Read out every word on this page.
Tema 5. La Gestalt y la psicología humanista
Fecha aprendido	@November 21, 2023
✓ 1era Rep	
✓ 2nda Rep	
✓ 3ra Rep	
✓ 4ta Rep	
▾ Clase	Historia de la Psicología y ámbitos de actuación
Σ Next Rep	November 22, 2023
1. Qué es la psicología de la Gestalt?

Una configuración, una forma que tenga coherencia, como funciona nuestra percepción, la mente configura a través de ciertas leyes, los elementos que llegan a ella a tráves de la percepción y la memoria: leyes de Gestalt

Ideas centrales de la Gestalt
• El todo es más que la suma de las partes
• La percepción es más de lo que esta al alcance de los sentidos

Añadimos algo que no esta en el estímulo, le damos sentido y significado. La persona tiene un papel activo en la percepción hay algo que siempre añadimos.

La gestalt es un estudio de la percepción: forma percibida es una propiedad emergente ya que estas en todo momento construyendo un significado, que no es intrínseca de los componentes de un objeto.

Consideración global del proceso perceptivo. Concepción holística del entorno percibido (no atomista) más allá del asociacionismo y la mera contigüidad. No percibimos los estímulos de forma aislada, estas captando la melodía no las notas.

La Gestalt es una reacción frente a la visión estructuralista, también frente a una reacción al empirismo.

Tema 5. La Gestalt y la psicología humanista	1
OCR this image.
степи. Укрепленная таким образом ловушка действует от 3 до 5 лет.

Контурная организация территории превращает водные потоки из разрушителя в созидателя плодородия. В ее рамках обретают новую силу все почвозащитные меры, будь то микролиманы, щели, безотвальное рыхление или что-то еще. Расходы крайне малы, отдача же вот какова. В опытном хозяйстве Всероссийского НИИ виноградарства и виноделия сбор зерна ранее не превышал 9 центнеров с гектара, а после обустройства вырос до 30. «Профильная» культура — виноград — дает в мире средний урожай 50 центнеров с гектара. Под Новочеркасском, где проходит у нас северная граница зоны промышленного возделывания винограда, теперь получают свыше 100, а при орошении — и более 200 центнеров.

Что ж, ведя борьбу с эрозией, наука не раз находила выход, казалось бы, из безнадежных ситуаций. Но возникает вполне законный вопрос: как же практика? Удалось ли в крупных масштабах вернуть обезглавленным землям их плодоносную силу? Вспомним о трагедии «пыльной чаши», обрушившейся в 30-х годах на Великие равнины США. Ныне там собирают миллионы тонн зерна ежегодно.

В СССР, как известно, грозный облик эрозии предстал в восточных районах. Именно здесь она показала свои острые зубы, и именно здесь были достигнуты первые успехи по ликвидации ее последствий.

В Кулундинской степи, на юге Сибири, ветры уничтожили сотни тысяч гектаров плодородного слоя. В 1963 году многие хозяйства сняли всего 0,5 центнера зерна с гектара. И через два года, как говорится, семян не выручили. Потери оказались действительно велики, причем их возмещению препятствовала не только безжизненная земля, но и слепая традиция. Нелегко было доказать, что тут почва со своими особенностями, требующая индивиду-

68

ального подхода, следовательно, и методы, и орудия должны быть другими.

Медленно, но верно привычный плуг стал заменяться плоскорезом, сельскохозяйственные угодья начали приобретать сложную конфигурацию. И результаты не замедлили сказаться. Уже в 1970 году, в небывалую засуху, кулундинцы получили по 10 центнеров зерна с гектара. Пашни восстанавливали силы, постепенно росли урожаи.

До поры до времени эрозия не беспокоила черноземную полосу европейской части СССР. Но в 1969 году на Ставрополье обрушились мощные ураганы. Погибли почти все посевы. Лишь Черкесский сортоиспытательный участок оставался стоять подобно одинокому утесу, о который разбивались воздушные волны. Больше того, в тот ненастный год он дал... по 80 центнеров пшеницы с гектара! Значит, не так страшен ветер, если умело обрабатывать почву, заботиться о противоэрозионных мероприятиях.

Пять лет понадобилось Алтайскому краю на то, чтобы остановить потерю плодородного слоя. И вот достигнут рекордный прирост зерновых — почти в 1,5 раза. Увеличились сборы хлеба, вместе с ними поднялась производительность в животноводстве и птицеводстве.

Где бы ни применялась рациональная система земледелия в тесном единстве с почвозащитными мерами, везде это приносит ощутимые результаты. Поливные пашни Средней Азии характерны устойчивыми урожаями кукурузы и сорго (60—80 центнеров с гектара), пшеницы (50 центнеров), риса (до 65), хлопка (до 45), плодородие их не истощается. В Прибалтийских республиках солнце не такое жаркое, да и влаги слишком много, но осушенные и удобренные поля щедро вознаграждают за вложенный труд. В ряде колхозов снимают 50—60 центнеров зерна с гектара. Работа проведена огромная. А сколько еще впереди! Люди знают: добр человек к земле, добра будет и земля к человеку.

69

#### WHAT YOU WILL DO
Working from the material above, retype it in its entirety without change.

#### EXERCISE RESPONSE
Read out every word on this page.
Tema 5. La Gestalt y la psicología humanista
Fecha aprendido	@November 21, 2023
✓ 1era Rep	
✓ 2nda Rep	
✓ 3ra Rep	
✓ 4ta Rep	
▾ Clase	Historia de la Psicología y ámbitos de actuación
Σ Next Rep	November 22, 2023
1. Qué es la psicología de la Gestalt?

Una configuración, una forma que tenga coherencia, como funciona nuestra percepción, la mente configura a través de ciertas leyes, los elementos que llegan a ella a tráves de la percepción y la memoria: leyes de Gestalt

Ideas centrales de la Gestalt
• El todo es más que la suma de las partes
• La percepción es más de lo que esta al alcance de los sentidos

Añadimos algo que no esta en el estímulo, le damos sentido y significado. La persona tiene un papel activo en la percepción hay algo que siempre añadimos.

La gestalt es un estudio de la percepción: forma percibida es una propiedad emergente ya que estas en todo momento construyendo un significado, que no es intrínseca de los componentes de un objeto.

Consideración global del proceso perceptivo. Concepción holística del entorno percibido (no atomista) más allá del asociacionismo y la mera contigüidad. No percibimos los estímulos de forma aislada, estas captando la melodía no las notas.

La Gestalt es una reacción frente a la visión estructuralista, también frente a una reacción al empirismo.

Tema 5. La Gestalt y la psicología humanista	1
OCR this image.
степи. Укрепленная таким образом ловушка действует от 3 до 5 лет.

Контурная организация территории превращает водные потоки из разрушителя в созидателя плодородия. В ее рамках обретают новую силу все почвозащитные меры, будь то микролиманы, щели, безотвальное рыхление или что-то еще. Расходы крайне малы, отдача же вот какова. В опытном хозяйстве Всероссийского НИИ виноградарства и виноделия сбор зерна ранее не превышал 9 центнеров с гектара, а после обустройства вырос до 30. «Профильная» культура — виноград — дает в мире средний урожай 50 центнеров с гектара. Под Новочеркасском, где проходит у нас северная граница зоны промышленного возделывания винограда, теперь получают свыше 100, а при орошении — и более 200 центнеров.

Что ж, ведя борьбу с эрозией, наука не раз находила выход, казалось бы, из безнадежных ситуаций. Но возникает вполне законный вопрос: как же практика? Удалось ли в крупных масштабах вернуть обезглавленным землям их плодоносную силу? Вспомним о трагедии «пыльной чаши», обрушившейся в 30-х годах на Великие равнины США. Ныне там собирают миллионы тонн зерна ежегодно.

В СССР, как известно, грозный облик эрозии предстал в восточных районах. Именно здесь она показала свои острые зубы, и именно здесь были достигнуты первые успехи по ликвидации ее последствий.

В Кулундинской степи, на юге Сибири, ветры уничтожили сотни тысяч гектаров плодородного слоя. В 1963 году многие хозяйства сняли всего 0,5 центнера зерна с гектара. И через два года, как говорится, семян не выручили. Потери оказались действительно велики, причем их возмещению препятствовала не только безжизненная земля, но и слепая традиция. Нелегко было доказать, что тут почва со своими особенностями, требующая индивиду-

68

ального подхода, следовательно, и методы, и орудия должны быть другими.

Медленно, но верно привычный плуг стал заменяться плоскорезом, сельскохозяйственные угодья начали приобретать сложную конфигурацию. И результаты не замедлили сказаться. Уже в 1970 году, в небывалую засуху, кулундинцы получили по 10 центнеров зерна с гектара. Пашни восстанавливали силы, постепенно росли урожаи.

До поры до времени эрозия не беспокоила черноземную полосу европейской части СССР. Но в 1969 году на Ставрополье обрушились мощные ураганы. Погибли почти все посевы. Лишь Черкесский сортоиспытательный участок оставался стоять подобно одинокому утесу, о который разбивались воздушные волны. Больше того, в тот ненастный год он дал... по 80 центнеров пшеницы с гектара! Значит, не так страшен ветер, если умело обрабатывать почву, заботиться о противоэрозионных мероприятиях.

Пять лет понадобилось Алтайскому краю на то, чтобы остановить потерю плодородного слоя. И вот достигнут рекордный прирост зерновых — почти в 1,5 раза. Увеличились сборы хлеба, вместе с ними поднялась производительность в животноводстве и птицеводстве.

Где бы ни применялась рациональная система земледелия в тесном единстве с почвозащитными мерами, везде это приносит ощутимые результаты. Поливные пашни Средней Азии характерны устойчивыми урожаями кукурузы и сорго (60—80 центнеров с гектара), пшеницы (50 центнеров), риса (до 65), хлопка (до 45), плодородие их не истощается. В Прибалтийских республиках солнце не такое жаркое, да и влаги слишком много, но осушенные и удобренные поля щедро вознаграждают за вложенный труд. В ряде колхозов снимают 50—60 центнеров зерна с гектара. Работа проведена огромная. А сколько еще впереди! Люди знают: добр человек к земле, добра будет и земля к человеку.

69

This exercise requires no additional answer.